### EXERCISE DESCRIPTION
In full and without change, repeat the records shown below.

::::::::::

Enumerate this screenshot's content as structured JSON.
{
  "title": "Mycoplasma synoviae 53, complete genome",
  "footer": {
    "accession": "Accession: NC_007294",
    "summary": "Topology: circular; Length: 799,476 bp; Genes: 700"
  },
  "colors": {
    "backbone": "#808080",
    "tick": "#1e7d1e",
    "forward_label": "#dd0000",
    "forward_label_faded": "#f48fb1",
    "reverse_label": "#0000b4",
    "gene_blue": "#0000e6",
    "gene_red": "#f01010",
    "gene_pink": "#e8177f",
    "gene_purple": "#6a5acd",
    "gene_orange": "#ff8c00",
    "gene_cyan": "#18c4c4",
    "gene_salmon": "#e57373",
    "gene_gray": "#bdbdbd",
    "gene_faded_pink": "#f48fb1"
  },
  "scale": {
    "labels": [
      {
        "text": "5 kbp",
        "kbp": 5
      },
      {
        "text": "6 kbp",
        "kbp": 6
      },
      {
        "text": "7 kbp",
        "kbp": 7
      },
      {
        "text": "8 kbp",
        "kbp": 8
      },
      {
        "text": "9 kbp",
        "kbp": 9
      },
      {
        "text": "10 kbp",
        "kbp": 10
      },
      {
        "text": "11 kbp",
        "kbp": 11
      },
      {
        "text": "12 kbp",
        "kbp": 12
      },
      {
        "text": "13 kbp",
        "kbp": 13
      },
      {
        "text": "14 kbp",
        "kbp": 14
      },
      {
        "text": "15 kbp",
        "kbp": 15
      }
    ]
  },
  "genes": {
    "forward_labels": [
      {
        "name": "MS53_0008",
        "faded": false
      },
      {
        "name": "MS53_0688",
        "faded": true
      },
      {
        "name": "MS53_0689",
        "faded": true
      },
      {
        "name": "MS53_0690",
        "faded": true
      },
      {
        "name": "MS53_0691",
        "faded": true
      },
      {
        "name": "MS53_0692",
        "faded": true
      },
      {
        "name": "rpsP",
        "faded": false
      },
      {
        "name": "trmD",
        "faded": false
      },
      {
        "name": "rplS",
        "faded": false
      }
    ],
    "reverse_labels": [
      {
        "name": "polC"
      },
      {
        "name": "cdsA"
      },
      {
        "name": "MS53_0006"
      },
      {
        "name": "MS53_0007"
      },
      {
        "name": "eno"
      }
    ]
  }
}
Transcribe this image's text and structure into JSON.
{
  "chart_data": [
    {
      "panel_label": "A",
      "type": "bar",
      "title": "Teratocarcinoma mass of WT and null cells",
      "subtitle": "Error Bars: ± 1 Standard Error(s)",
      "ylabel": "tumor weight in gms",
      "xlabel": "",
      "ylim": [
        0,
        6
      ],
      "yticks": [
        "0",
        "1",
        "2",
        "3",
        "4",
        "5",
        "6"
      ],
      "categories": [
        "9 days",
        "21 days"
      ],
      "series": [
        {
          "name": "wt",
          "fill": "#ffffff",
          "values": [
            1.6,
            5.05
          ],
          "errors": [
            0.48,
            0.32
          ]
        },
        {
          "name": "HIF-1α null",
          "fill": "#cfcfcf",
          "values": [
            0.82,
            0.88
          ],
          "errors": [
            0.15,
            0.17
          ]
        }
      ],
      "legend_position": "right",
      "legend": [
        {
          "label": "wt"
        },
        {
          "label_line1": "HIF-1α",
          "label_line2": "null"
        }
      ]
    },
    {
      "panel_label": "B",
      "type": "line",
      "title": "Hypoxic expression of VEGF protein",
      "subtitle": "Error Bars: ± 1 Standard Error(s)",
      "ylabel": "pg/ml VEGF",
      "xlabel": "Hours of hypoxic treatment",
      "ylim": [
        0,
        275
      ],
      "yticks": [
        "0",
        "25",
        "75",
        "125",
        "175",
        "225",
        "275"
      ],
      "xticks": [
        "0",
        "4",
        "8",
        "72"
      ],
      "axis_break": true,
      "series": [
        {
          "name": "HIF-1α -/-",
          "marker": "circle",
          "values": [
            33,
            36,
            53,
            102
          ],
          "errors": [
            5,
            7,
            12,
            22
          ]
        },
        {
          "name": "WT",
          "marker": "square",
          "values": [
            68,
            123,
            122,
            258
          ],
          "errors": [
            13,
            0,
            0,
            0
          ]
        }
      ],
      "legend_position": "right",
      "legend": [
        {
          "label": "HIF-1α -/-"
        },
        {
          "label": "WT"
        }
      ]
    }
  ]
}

::::::::::

### TASK SOLUTION
Enumerate this screenshot's content as structured JSON.
{
  "title": "Mycoplasma synoviae 53, complete genome",
  "footer": {
    "accession": "Accession: NC_007294",
    "summary": "Topology: circular; Length: 799,476 bp; Genes: 700"
  },
  "colors": {
    "backbone": "#808080",
    "tick": "#1e7d1e",
    "forward_label": "#dd0000",
    "forward_label_faded": "#f48fb1",
    "reverse_label": "#0000b4",
    "gene_blue": "#0000e6",
    "gene_red": "#f01010",
    "gene_pink": "#e8177f",
    "gene_purple": "#6a5acd",
    "gene_orange": "#ff8c00",
    "gene_cyan": "#18c4c4",
    "gene_salmon": "#e57373",
    "gene_gray": "#bdbdbd",
    "gene_faded_pink": "#f48fb1"
  },
  "scale": {
    "labels": [
      {
        "text": "5 kbp",
        "kbp": 5
      },
      {
        "text": "6 kbp",
        "kbp": 6
      },
      {
        "text": "7 kbp",
        "kbp": 7
      },
      {
        "text": "8 kbp",
        "kbp": 8
      },
      {
        "text": "9 kbp",
        "kbp": 9
      },
      {
        "text": "10 kbp",
        "kbp": 10
      },
      {
        "text": "11 kbp",
        "kbp": 11
      },
      {
        "text": "12 kbp",
        "kbp": 12
      },
      {
        "text": "13 kbp",
        "kbp": 13
      },
      {
        "text": "14 kbp",
        "kbp": 14
      },
      {
        "text": "15 kbp",
        "kbp": 15
      }
    ]
  },
  "genes": {
    "forward_labels": [
      {
        "name": "MS53_0008",
        "faded": false
      },
      {
        "name": "MS53_0688",
        "faded": true
      },
      {
        "name": "MS53_0689",
        "faded": true
      },
      {
        "name": "MS53_0690",
        "faded": true
      },
      {
        "name": "MS53_0691",
        "faded": true
      },
      {
        "name": "MS53_0692",
        "faded": true
      },
      {
        "name": "rpsP",
        "faded": false
      },
      {
        "name": "trmD",
        "faded": false
      },
      {
        "name": "rplS",
        "faded": false
      }
    ],
    "reverse_labels": [
      {
        "name": "polC"
      },
      {
        "name": "cdsA"
      },
      {
        "name": "MS53_0006"
      },
      {
        "name": "MS53_0007"
      },
      {
        "name": "eno"
      }
    ]
  }
}
Transcribe this image's text and structure into JSON.
{
  "chart_data": [
    {
      "panel_label": "A",
      "type": "bar",
      "title": "Teratocarcinoma mass of WT and null cells",
      "subtitle": "Error Bars: ± 1 Standard Error(s)",
      "ylabel": "tumor weight in gms",
      "xlabel": "",
      "ylim": [
        0,
        6
      ],
      "yticks": [
        "0",
        "1",
        "2",
        "3",
        "4",
        "5",
        "6"
      ],
      "categories": [
        "9 days",
        "21 days"
      ],
      "series": [
        {
          "name": "wt",
          "fill": "#ffffff",
          "values": [
            1.6,
            5.05
          ],
          "errors": [
            0.48,
            0.32
          ]
        },
        {
          "name": "HIF-1α null",
          "fill": "#cfcfcf",
          "values": [
            0.82,
            0.88
          ],
          "errors": [
            0.15,
            0.17
          ]
        }
      ],
      "legend_position": "right",
      "legend": [
        {
          "label": "wt"
        },
        {
          "label_line1": "HIF-1α",
          "label_line2": "null"
        }
      ]
    },
    {
      "panel_label": "B",
      "type": "line",
      "title": "Hypoxic expression of VEGF protein",
      "subtitle": "Error Bars: ± 1 Standard Error(s)",
      "ylabel": "pg/ml VEGF",
      "xlabel": "Hours of hypoxic treatment",
      "ylim": [
        0,
        275
      ],
      "yticks": [
        "0",
        "25",
        "75",
        "125",
        "175",
        "225",
        "275"
      ],
      "xticks": [
        "0",
        "4",
        "8",
        "72"
      ],
      "axis_break": true,
      "series": [
        {
          "name": "HIF-1α -/-",
          "marker": "circle",
          "values": [
            33,
            36,
            53,
            102
          ],
          "errors": [
            5,
            7,
            12,
            22
          ]
        },
        {
          "name": "WT",
          "marker": "square",
          "values": [
            68,
            123,
            122,
            258
          ],
          "errors": [
            13,
            0,
            0,
            0
          ]
        }
      ],
      "legend_position": "right",
      "legend": [
        {
          "label": "HIF-1α -/-"
        },
        {
          "label": "WT"
        }
      ]
    }
  ]
}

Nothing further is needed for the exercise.